── Provided material

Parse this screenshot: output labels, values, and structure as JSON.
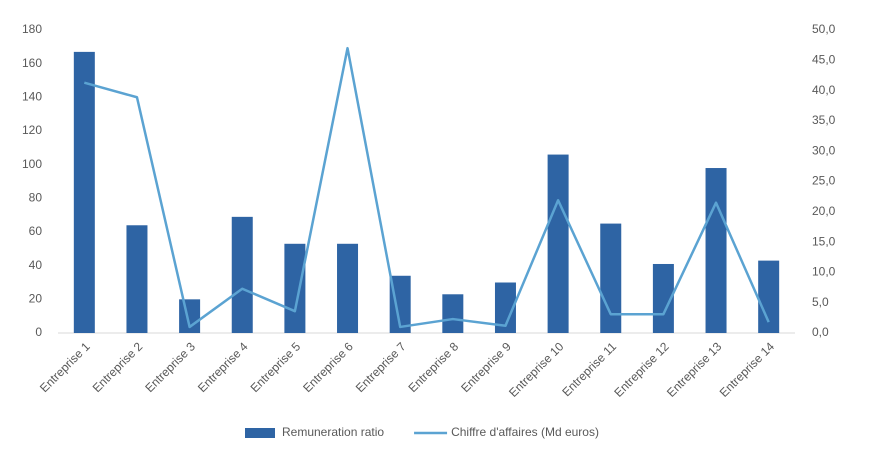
{
  "chart_data": {
    "type": "bar-line",
    "categories": [
      "Entreprise 1",
      "Entreprise 2",
      "Entreprise 3",
      "Entreprise 4",
      "Entreprise 5",
      "Entreprise 6",
      "Entreprise 7",
      "Entreprise 8",
      "Entreprise 9",
      "Entreprise 10",
      "Entreprise 11",
      "Entreprise 12",
      "Entreprise 13",
      "Entreprise 14"
    ],
    "series": [
      {
        "name": "Remuneration ratio",
        "type": "bar",
        "color": "#2e64a4",
        "values": [
          167,
          64,
          20,
          69,
          53,
          53,
          34,
          23,
          30,
          106,
          65,
          41,
          98,
          43
        ]
      },
      {
        "name": "Chiffre d'affaires (Md euros)",
        "type": "line",
        "axis": "y2",
        "color": "#5ba3d2",
        "values": [
          41.3,
          38.9,
          1.0,
          7.3,
          3.6,
          47.0,
          1.0,
          2.3,
          1.2,
          21.9,
          3.1,
          3.1,
          21.5,
          1.8
        ]
      }
    ],
    "ylim": [
      0,
      180
    ],
    "yticks": [
      0,
      20,
      40,
      60,
      80,
      100,
      120,
      140,
      160,
      180
    ],
    "y2lim": [
      0,
      50
    ],
    "y2ticks": [
      {
        "value": 0,
        "label": "0,0"
      },
      {
        "value": 5,
        "label": "5,0"
      },
      {
        "value": 10,
        "label": "10,0"
      },
      {
        "value": 15,
        "label": "15,0"
      },
      {
        "value": 20,
        "label": "20,0"
      },
      {
        "value": 25,
        "label": "25,0"
      },
      {
        "value": 30,
        "label": "30,0"
      },
      {
        "value": 35,
        "label": "35,0"
      },
      {
        "value": 40,
        "label": "40,0"
      },
      {
        "value": 45,
        "label": "45,0"
      },
      {
        "value": 50,
        "label": "50,0"
      }
    ],
    "grid": false,
    "legend": "bottom"
  }
}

────

Copy all of the entries verbatim, leaving out any pictures they contain.

Parse this screenshot: output labels, values, and structure as JSON.
{
  "chart_data": {
    "type": "bar-line",
    "categories": [
      "Entreprise 1",
      "Entreprise 2",
      "Entreprise 3",
      "Entreprise 4",
      "Entreprise 5",
      "Entreprise 6",
      "Entreprise 7",
      "Entreprise 8",
      "Entreprise 9",
      "Entreprise 10",
      "Entreprise 11",
      "Entreprise 12",
      "Entreprise 13",
      "Entreprise 14"
    ],
    "series": [
      {
        "name": "Remuneration ratio",
        "type": "bar",
        "color": "#2e64a4",
        "values": [
          167,
          64,
          20,
          69,
          53,
          53,
          34,
          23,
          30,
          106,
          65,
          41,
          98,
          43
        ]
      },
      {
        "name": "Chiffre d'affaires (Md euros)",
        "type": "line",
        "axis": "y2",
        "color": "#5ba3d2",
        "values": [
          41.3,
          38.9,
          1.0,
          7.3,
          3.6,
          47.0,
          1.0,
          2.3,
          1.2,
          21.9,
          3.1,
          3.1,
          21.5,
          1.8
        ]
      }
    ],
    "ylim": [
      0,
      180
    ],
    "yticks": [
      0,
      20,
      40,
      60,
      80,
      100,
      120,
      140,
      160,
      180
    ],
    "y2lim": [
      0,
      50
    ],
    "y2ticks": [
      {
        "value": 0,
        "label": "0,0"
      },
      {
        "value": 5,
        "label": "5,0"
      },
      {
        "value": 10,
        "label": "10,0"
      },
      {
        "value": 15,
        "label": "15,0"
      },
      {
        "value": 20,
        "label": "20,0"
      },
      {
        "value": 25,
        "label": "25,0"
      },
      {
        "value": 30,
        "label": "30,0"
      },
      {
        "value": 35,
        "label": "35,0"
      },
      {
        "value": 40,
        "label": "40,0"
      },
      {
        "value": 45,
        "label": "45,0"
      },
      {
        "value": 50,
        "label": "50,0"
      }
    ],
    "grid": false,
    "legend": "bottom"
  }
}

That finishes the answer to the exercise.